(SET OF TASKS):
A – Answer these questions using the research group news text:
(i) In which city was the annual Southern Sierra CZO meeting held, and on what dates?
(ii) At what venue was the CUAHSI Fourth Biennial Colloquium held?
(iii) In which city and on what dates will the Open Science Codefest be held?
B – Pick up the research group news text after its final sentence and continue it.

What she loves about her research:
Naomi loves it when those model “failures” yield unexpected insights!
MRI Mountain Research Initiative
Dr. Naomi Tague and post-doc Ryan Bart attended the annual Southern Sierra CZO meeting in Fresno August 4-6 to discuss current research and future project development. Ryan is currently researching/modeling the effects of vegetation conversion from trees to shrubs in the rain-snow transition zone on streamflow in the Providence Creek headwater catchments.
Southern Sierra CZO
Dr. Naomi Tague and PhD students Kyongho Son and Xiaoli Chen attended the CUAHSI Fourth Biennial Colloquium on Hydrologic Science and Engineering – “Water Across the Critical Zone: Scaling from Local to Global Hydrology” – July 28-30, 2014, at the National Conservation Training Center in Shepherdstown, WV.
Kyongho Son presented “Effect of soil parameter uncertainty on assessing climate change projection in two small Sierra Nevada watersheds”, covering the key points: 1) Model estimates for a transient snow watershed has higher predictive uncertainty for streamflow, evapotranspiration and net primary productivity than those for a snow-dominated watershed; 2) The effect of soil parameter uncertainty is larger in the drier years and summer; and 3) Accounting for soil parameter uncertainty in modeling for climate impact analysis is necessary.
Kyongho Son’s Poster
Xiaoli Chen presented “Modeling Nitrate Exporting Patterns during Storm Events for a Semi-arid Mountain Watershed”, explaining how we downscale a daily version of the RHESSys model to an hourly version, and how we implement ”fill and spill” in RHESSys.
Xiaoli Chen’s poster
PhD student Kyongho Son presented “Strategic soil moisture and sapflux sampling design for improving ecohydrologic predictions in Sierra Critical Zone Observatory watersheds” at the Global Fair and Workshop on Long-Term Observing Systems of Mountain Social-Ecological Systems, held at the University of Nevada, Reno, USA the week of July 16-19, 2014.
Mountain Observatories: A Global Fair and Workshop
The Open Science Codefest is a participant driven, free conference that intersects environmental science and computer programming. Earth & environmental science researchers will collaborate with computer scientists to explore problems and solutions where these disciplines intersect. Sessions include: Techniques & Technologies for Visualizing Scientific Data, Techniques for adding semantics to your metadata, Create a native R package for accessing DataOne, and Extending metadata with semantics. The conference will be held in Santa Barbara September 2-4, 2014 – register today!

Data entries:
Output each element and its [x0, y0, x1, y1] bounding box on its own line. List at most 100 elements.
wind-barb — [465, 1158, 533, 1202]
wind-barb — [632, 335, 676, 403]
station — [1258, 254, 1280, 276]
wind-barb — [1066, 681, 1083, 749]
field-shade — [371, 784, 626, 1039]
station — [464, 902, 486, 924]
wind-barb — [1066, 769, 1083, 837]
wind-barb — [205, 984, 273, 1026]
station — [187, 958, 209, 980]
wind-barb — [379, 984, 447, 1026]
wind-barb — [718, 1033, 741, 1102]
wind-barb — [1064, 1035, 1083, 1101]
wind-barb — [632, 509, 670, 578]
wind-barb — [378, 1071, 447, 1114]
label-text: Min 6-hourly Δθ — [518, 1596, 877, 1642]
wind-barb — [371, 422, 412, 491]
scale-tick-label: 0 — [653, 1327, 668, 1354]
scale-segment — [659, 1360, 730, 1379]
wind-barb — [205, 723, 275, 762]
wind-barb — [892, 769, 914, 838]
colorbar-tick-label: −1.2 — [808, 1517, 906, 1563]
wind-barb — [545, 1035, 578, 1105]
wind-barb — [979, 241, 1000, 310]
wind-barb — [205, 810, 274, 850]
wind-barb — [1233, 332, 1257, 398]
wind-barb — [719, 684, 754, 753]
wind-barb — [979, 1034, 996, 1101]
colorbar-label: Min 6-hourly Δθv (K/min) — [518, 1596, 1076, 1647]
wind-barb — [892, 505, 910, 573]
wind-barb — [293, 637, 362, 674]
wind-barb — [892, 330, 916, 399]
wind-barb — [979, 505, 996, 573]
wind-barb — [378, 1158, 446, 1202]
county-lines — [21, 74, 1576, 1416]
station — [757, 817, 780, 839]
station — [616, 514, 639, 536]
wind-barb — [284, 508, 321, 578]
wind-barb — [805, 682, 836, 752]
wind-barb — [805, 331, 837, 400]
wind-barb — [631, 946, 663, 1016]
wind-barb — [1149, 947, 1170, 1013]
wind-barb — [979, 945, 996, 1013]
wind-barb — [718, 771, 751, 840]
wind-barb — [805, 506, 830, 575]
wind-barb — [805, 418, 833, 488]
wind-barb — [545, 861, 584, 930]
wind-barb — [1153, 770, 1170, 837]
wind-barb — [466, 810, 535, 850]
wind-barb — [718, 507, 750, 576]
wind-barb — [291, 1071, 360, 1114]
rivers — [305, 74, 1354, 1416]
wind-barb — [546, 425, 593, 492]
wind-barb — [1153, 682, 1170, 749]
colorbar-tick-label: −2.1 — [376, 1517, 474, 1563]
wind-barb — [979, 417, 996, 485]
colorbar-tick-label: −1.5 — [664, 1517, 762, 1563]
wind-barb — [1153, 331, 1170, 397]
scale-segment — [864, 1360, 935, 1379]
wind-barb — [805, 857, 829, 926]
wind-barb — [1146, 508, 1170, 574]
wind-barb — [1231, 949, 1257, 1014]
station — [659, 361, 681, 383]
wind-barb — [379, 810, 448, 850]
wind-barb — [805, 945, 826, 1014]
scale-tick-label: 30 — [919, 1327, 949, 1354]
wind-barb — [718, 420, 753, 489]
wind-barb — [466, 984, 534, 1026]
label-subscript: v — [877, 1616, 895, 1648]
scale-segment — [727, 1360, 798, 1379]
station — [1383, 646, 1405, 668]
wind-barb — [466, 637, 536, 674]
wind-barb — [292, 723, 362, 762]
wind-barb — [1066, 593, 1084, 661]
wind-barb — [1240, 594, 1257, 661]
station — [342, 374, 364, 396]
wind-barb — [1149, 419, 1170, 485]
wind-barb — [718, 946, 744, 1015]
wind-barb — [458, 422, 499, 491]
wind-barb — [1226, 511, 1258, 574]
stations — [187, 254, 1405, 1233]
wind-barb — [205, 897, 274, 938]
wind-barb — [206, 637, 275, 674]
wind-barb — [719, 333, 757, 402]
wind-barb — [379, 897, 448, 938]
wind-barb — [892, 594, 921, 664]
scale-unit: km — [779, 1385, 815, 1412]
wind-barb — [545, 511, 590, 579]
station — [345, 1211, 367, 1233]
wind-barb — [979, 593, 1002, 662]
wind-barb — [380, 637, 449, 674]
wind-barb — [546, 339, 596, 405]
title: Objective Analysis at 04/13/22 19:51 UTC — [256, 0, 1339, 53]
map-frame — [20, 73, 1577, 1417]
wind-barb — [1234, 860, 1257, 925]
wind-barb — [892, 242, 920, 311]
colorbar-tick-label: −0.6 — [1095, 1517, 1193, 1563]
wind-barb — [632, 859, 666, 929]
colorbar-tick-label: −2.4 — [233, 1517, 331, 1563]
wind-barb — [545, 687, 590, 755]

(TASK-BY-TASK ANSWERS):
A –
(i) Fresno, August 4-6
(ii) The National Conservation Training Center in Shepherdstown, WV
(iii) Santa Barbara, September 2-4, 2014

B –
Open Science Codefest
Dr. Tague recently presented “Modelling interactions among vegetation structure, function and sensitivity to climate variability and change in mountain watersheds” at the Computational Methods in Water Resources International Conference, held at the University of Stuttgart, Germany. Naomi’s presentation was part of the computational ecohydrology session, which focused on issues related to enhancing our knowledge of biotic-abiotic process coupling and their scaling properties, the development of innovative numerical methods describing these interactions, and the further evolution of fully-coupled landscape models that capture the role of biota in the dynamics of hydrological and hydrodynamic processes.
PhD student Aubrey Dugger’s work is featured in the Spring 2014 edition of Bren News (a publication of the Bren School of Environmental Science & Management). Aubrey has worked with Dr. Tague for the past five years, adding new functionality to the RHESSys model for the complex modeling work she is conducting in the Santa Fe watershed, addressing optimal thinning practices to maximize water yield – and considering management under the impacts of climate change. RHESSys users will also benefit from Aubrey’s work, which capturs fine-scale processes and their aggregate effects, as it has been embedded in the model and can be used in future research.